Listen mit Boxkoordinaten:

----------

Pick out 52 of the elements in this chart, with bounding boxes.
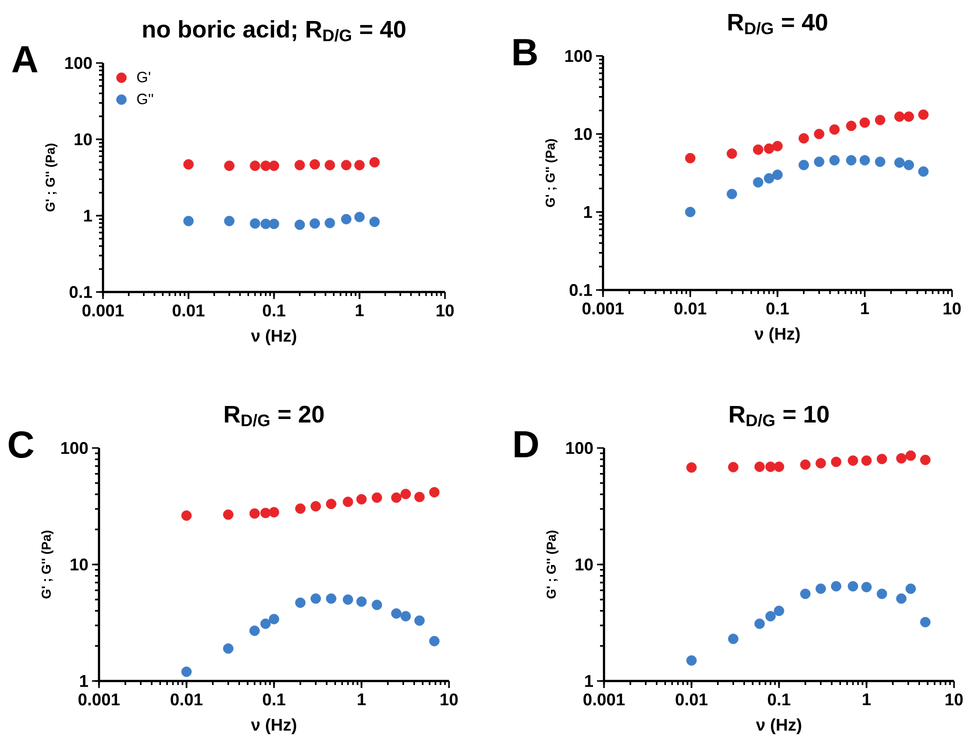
y-tick-label: 10 [70,558,88,570]
x-tick-label: 10 [440,693,458,706]
x-axis-title: ν (Hz) [756,718,802,734]
y-tick-label: 1 [584,206,592,218]
y-tick-label: 100 [566,442,593,454]
chart-title: R$_{D/G}$ = 20 [224,406,324,426]
x-tick-label: 0.001 [582,302,624,315]
y-axis-title: G' ; G'' (Pa) [546,530,558,598]
x-tick-label: 1 [862,693,871,706]
y-tick-label: 100 [565,50,592,62]
y-axis-title: G' ; G'' (Pa) [41,530,54,598]
y-tick-label: 10 [74,133,92,146]
x-tick-label: 10 [944,302,961,315]
y-tick-label: 0.1 [570,284,592,296]
y-tick-label: 1 [80,675,88,687]
y-axis-title: G' ; G'' (Pa) [545,139,558,207]
legend-label: G' [137,72,150,82]
x-tick-label: 0.01 [674,302,706,315]
chart-title: no boric acid; R$_{D/G}$ = 40 [143,20,406,42]
text: B [514,39,537,66]
x-tick-label: 1 [861,302,869,314]
x-tick-label: 0.01 [676,693,708,706]
x-tick-label: 10 [946,693,963,706]
y-tick-label: 100 [65,57,92,69]
chart-title: R$_{D/G}$ = 10 [730,406,829,426]
legend-label: G'' [137,94,154,104]
x-axis-title: ν (Hz) [754,327,800,344]
x-tick-label: 0.1 [262,304,286,316]
x-axis-title: ν (Hz) [250,329,296,346]
x-tick-label: 1 [356,304,364,316]
text: C [8,431,34,458]
x-tick-label: 10 [436,304,454,316]
x-axis-title: ν (Hz) [250,718,296,734]
x-tick-label: 0.1 [766,302,789,315]
x-tick-label: 0.001 [583,693,625,706]
y-tick-label: 1 [585,675,594,687]
y-tick-label: 100 [61,442,88,454]
y-tick-label: 1 [84,210,92,222]
y-axis-title: G' ; G'' (Pa) [45,144,58,212]
text: D [514,431,538,458]
chart-title: R$_{D/G}$ = 40 [728,14,828,34]
x-tick-label: 0.001 [82,304,124,316]
y-tick-label: 10 [574,128,592,140]
text: A [12,46,38,72]
y-tick-label: 10 [576,558,593,570]
y-tick-label: 0.1 [70,286,92,298]
x-tick-label: 1 [358,693,366,706]
x-tick-label: 0.1 [262,693,286,706]
x-tick-label: 0.01 [170,693,203,706]
x-tick-label: 0.001 [78,693,120,706]
x-tick-label: 0.1 [768,693,790,706]
x-tick-label: 0.01 [172,304,205,316]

----------

> Aufgabenstellung
Geben Sie alle Zeilen oben unverändert wieder. Lassen Sie dabei die Bildverweise weg.

> Richtiges Ergebnis
Pick out 52 of the elements in this chart, with bounding boxes.
y-tick-label: 10 [70,558,88,570]
x-tick-label: 10 [440,693,458,706]
x-axis-title: ν (Hz) [756,718,802,734]
y-tick-label: 1 [584,206,592,218]
y-tick-label: 100 [566,442,593,454]
chart-title: R$_{D/G}$ = 20 [224,406,324,426]
x-tick-label: 0.001 [582,302,624,315]
y-axis-title: G' ; G'' (Pa) [546,530,558,598]
x-tick-label: 1 [862,693,871,706]
y-tick-label: 100 [565,50,592,62]
y-axis-title: G' ; G'' (Pa) [41,530,54,598]
y-tick-label: 10 [74,133,92,146]
x-tick-label: 10 [944,302,961,315]
y-tick-label: 0.1 [570,284,592,296]
y-tick-label: 1 [80,675,88,687]
y-axis-title: G' ; G'' (Pa) [545,139,558,207]
legend-label: G' [137,72,150,82]
x-tick-label: 0.01 [674,302,706,315]
chart-title: no boric acid; R$_{D/G}$ = 40 [143,20,406,42]
text: B [514,39,537,66]
x-tick-label: 1 [861,302,869,314]
x-tick-label: 0.01 [676,693,708,706]
x-tick-label: 10 [946,693,963,706]
y-tick-label: 100 [65,57,92,69]
chart-title: R$_{D/G}$ = 10 [730,406,829,426]
legend-label: G'' [137,94,154,104]
x-axis-title: ν (Hz) [754,327,800,344]
x-tick-label: 0.1 [262,304,286,316]
x-axis-title: ν (Hz) [250,329,296,346]
x-tick-label: 1 [356,304,364,316]
text: C [8,431,34,458]
x-tick-label: 10 [436,304,454,316]
x-axis-title: ν (Hz) [250,718,296,734]
x-tick-label: 0.1 [766,302,789,315]
x-tick-label: 0.001 [583,693,625,706]
y-tick-label: 1 [585,675,594,687]
y-tick-label: 100 [61,442,88,454]
y-tick-label: 1 [84,210,92,222]
y-axis-title: G' ; G'' (Pa) [45,144,58,212]
text: D [514,431,538,458]
chart-title: R$_{D/G}$ = 40 [728,14,828,34]
x-tick-label: 0.001 [82,304,124,316]
y-tick-label: 10 [574,128,592,140]
text: A [12,46,38,72]
y-tick-label: 10 [576,558,593,570]
y-tick-label: 0.1 [70,286,92,298]
x-tick-label: 1 [358,693,366,706]
x-tick-label: 0.1 [262,693,286,706]
x-tick-label: 0.01 [170,693,203,706]
x-tick-label: 0.001 [78,693,120,706]
x-tick-label: 0.1 [768,693,790,706]
x-tick-label: 0.01 [172,304,205,316]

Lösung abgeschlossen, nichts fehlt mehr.